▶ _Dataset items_

◆ ◆ ◆ ◆ ◆

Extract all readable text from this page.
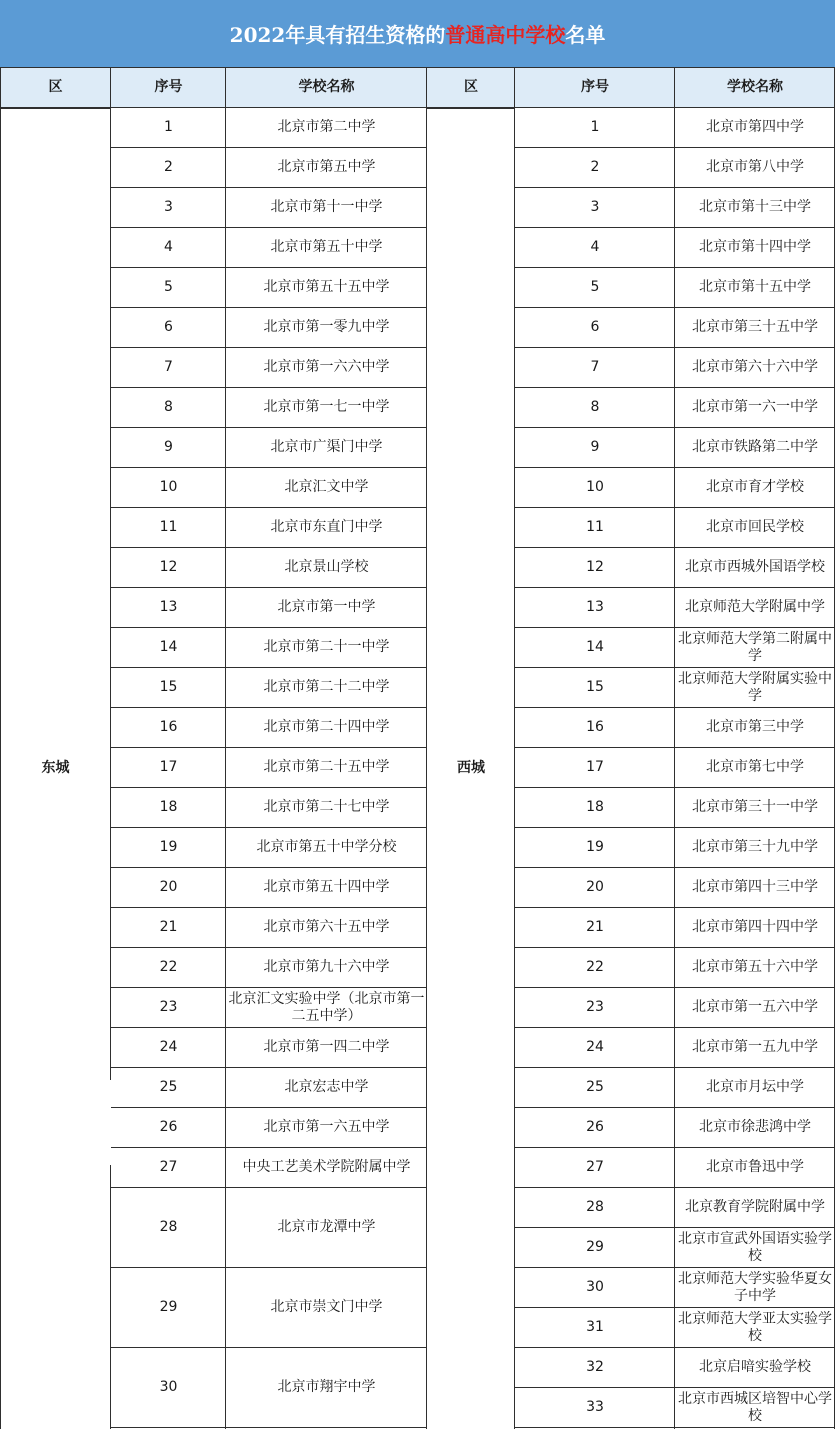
2022年具有招生资格的 普通高中学校 名单
区
东城
序号
1
2
3
4
5
6
7
8
9
10
11
12
13
14
15
16
17
18
19
20
21
22
23
24
25
26
27
28
29
30
学校名称
北京市第二中学
北京市第五中学
北京市第十一中学
北京市第五十中学
北京市第五十五中学
北京市第一零九中学
北京市第一六六中学
北京市第一七一中学
北京市广渠门中学
北京汇文中学
北京市东直门中学
北京景山学校
北京市第一中学
北京市第二十一中学
北京市第二十二中学
北京市第二十四中学
北京市第二十五中学
北京市第二十七中学
北京市第五十中学分校
北京市第五十四中学
北京市第六十五中学
北京市第九十六中学
北京汇文实验中学（北京市第一二五中学）
北京市第一四二中学
北京宏志中学
北京市第一六五中学
中央工艺美术学院附属中学
北京市龙潭中学
北京市崇文门中学
北京市翔宇中学
区
西城
序号
1
2
3
4
5
6
7
8
9
10
11
12
13
14
15
16
17
18
19
20
21
22
23
24
25
26
27
28
29
30
31
32
33
学校名称
北京市第四中学
北京市第八中学
北京市第十三中学
北京市第十四中学
北京市第十五中学
北京市第三十五中学
北京市第六十六中学
北京市第一六一中学
北京市铁路第二中学
北京市育才学校
北京市回民学校
北京市西城外国语学校
北京师范大学附属中学
北京师范大学第二附属中学
北京师范大学附属实验中学
北京市第三中学
北京市第七中学
北京市第三十一中学
北京市第三十九中学
北京市第四十三中学
北京市第四十四中学
北京市第五十六中学
北京市第一五六中学
北京市第一五九中学
北京市月坛中学
北京市徐悲鸿中学
北京市鲁迅中学
北京教育学院附属中学
北京市宣武外国语实验学校
北京师范大学实验华夏女子中学
北京师范大学亚太实验学校
北京启喑实验学校
北京市西城区培智中心学校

◆ ◆ ◆ ◆ ◆

▶ _Written problem_
Quote the preceding records in their entirety, excluding every picture.

▶ _Solution below_
Extract all readable text from this page.
2022年具有招生资格的 普通高中学校 名单
区
东城
序号
1
2
3
4
5
6
7
8
9
10
11
12
13
14
15
16
17
18
19
20
21
22
23
24
25
26
27
28
29
30
学校名称
北京市第二中学
北京市第五中学
北京市第十一中学
北京市第五十中学
北京市第五十五中学
北京市第一零九中学
北京市第一六六中学
北京市第一七一中学
北京市广渠门中学
北京汇文中学
北京市东直门中学
北京景山学校
北京市第一中学
北京市第二十一中学
北京市第二十二中学
北京市第二十四中学
北京市第二十五中学
北京市第二十七中学
北京市第五十中学分校
北京市第五十四中学
北京市第六十五中学
北京市第九十六中学
北京汇文实验中学（北京市第一二五中学）
北京市第一四二中学
北京宏志中学
北京市第一六五中学
中央工艺美术学院附属中学
北京市龙潭中学
北京市崇文门中学
北京市翔宇中学
区
西城
序号
1
2
3
4
5
6
7
8
9
10
11
12
13
14
15
16
17
18
19
20
21
22
23
24
25
26
27
28
29
30
31
32
33
学校名称
北京市第四中学
北京市第八中学
北京市第十三中学
北京市第十四中学
北京市第十五中学
北京市第三十五中学
北京市第六十六中学
北京市第一六一中学
北京市铁路第二中学
北京市育才学校
北京市回民学校
北京市西城外国语学校
北京师范大学附属中学
北京师范大学第二附属中学
北京师范大学附属实验中学
北京市第三中学
北京市第七中学
北京市第三十一中学
北京市第三十九中学
北京市第四十三中学
北京市第四十四中学
北京市第五十六中学
北京市第一五六中学
北京市第一五九中学
北京市月坛中学
北京市徐悲鸿中学
北京市鲁迅中学
北京教育学院附属中学
北京市宣武外国语实验学校
北京师范大学实验华夏女子中学
北京师范大学亚太实验学校
北京启喑实验学校
北京市西城区培智中心学校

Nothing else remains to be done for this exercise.